-- Provided records follows --

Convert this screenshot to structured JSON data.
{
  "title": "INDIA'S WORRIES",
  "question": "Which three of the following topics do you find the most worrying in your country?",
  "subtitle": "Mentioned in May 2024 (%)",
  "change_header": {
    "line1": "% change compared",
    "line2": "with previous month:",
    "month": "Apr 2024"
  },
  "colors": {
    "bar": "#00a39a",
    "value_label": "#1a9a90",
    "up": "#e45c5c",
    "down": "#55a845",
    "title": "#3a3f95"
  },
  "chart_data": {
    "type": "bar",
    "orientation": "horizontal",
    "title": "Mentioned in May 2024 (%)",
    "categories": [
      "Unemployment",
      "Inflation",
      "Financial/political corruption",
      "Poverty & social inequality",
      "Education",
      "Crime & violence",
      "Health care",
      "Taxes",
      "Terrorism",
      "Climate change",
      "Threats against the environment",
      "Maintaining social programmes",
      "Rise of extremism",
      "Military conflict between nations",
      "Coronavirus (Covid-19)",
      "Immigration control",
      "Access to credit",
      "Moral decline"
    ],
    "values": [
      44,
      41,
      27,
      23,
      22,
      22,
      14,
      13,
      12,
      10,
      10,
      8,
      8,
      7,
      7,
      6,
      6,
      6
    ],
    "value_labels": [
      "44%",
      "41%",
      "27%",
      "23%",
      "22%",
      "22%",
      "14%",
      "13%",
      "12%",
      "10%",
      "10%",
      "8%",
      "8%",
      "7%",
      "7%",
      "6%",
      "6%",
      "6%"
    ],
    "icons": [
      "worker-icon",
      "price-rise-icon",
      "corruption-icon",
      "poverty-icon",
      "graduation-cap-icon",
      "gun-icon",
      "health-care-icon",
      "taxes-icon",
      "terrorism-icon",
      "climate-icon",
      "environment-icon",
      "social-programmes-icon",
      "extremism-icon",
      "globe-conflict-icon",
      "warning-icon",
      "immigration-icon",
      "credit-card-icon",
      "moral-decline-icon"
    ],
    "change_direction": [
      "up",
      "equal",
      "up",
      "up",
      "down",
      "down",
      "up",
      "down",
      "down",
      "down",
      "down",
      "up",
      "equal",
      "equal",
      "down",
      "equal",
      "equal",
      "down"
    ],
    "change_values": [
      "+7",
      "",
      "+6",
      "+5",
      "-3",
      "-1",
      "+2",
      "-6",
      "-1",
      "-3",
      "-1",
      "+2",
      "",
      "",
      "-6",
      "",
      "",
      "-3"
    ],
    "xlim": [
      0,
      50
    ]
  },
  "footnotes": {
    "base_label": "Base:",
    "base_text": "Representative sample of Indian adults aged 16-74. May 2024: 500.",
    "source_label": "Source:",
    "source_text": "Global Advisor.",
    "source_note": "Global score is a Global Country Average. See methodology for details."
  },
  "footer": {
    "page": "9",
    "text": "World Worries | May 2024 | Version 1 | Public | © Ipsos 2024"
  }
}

-- Provided records concluded --

> Problem statement
Starting with the first line, give back the whole listing exactly.

> Response area
Convert this screenshot to structured JSON data.
{
  "title": "INDIA'S WORRIES",
  "question": "Which three of the following topics do you find the most worrying in your country?",
  "subtitle": "Mentioned in May 2024 (%)",
  "change_header": {
    "line1": "% change compared",
    "line2": "with previous month:",
    "month": "Apr 2024"
  },
  "colors": {
    "bar": "#00a39a",
    "value_label": "#1a9a90",
    "up": "#e45c5c",
    "down": "#55a845",
    "title": "#3a3f95"
  },
  "chart_data": {
    "type": "bar",
    "orientation": "horizontal",
    "title": "Mentioned in May 2024 (%)",
    "categories": [
      "Unemployment",
      "Inflation",
      "Financial/political corruption",
      "Poverty & social inequality",
      "Education",
      "Crime & violence",
      "Health care",
      "Taxes",
      "Terrorism",
      "Climate change",
      "Threats against the environment",
      "Maintaining social programmes",
      "Rise of extremism",
      "Military conflict between nations",
      "Coronavirus (Covid-19)",
      "Immigration control",
      "Access to credit",
      "Moral decline"
    ],
    "values": [
      44,
      41,
      27,
      23,
      22,
      22,
      14,
      13,
      12,
      10,
      10,
      8,
      8,
      7,
      7,
      6,
      6,
      6
    ],
    "value_labels": [
      "44%",
      "41%",
      "27%",
      "23%",
      "22%",
      "22%",
      "14%",
      "13%",
      "12%",
      "10%",
      "10%",
      "8%",
      "8%",
      "7%",
      "7%",
      "6%",
      "6%",
      "6%"
    ],
    "icons": [
      "worker-icon",
      "price-rise-icon",
      "corruption-icon",
      "poverty-icon",
      "graduation-cap-icon",
      "gun-icon",
      "health-care-icon",
      "taxes-icon",
      "terrorism-icon",
      "climate-icon",
      "environment-icon",
      "social-programmes-icon",
      "extremism-icon",
      "globe-conflict-icon",
      "warning-icon",
      "immigration-icon",
      "credit-card-icon",
      "moral-decline-icon"
    ],
    "change_direction": [
      "up",
      "equal",
      "up",
      "up",
      "down",
      "down",
      "up",
      "down",
      "down",
      "down",
      "down",
      "up",
      "equal",
      "equal",
      "down",
      "equal",
      "equal",
      "down"
    ],
    "change_values": [
      "+7",
      "",
      "+6",
      "+5",
      "-3",
      "-1",
      "+2",
      "-6",
      "-1",
      "-3",
      "-1",
      "+2",
      "",
      "",
      "-6",
      "",
      "",
      "-3"
    ],
    "xlim": [
      0,
      50
    ]
  },
  "footnotes": {
    "base_label": "Base:",
    "base_text": "Representative sample of Indian adults aged 16-74. May 2024: 500.",
    "source_label": "Source:",
    "source_text": "Global Advisor.",
    "source_note": "Global score is a Global Country Average. See methodology for details."
  },
  "footer": {
    "page": "9",
    "text": "World Worries | May 2024 | Version 1 | Public | © Ipsos 2024"
  }
}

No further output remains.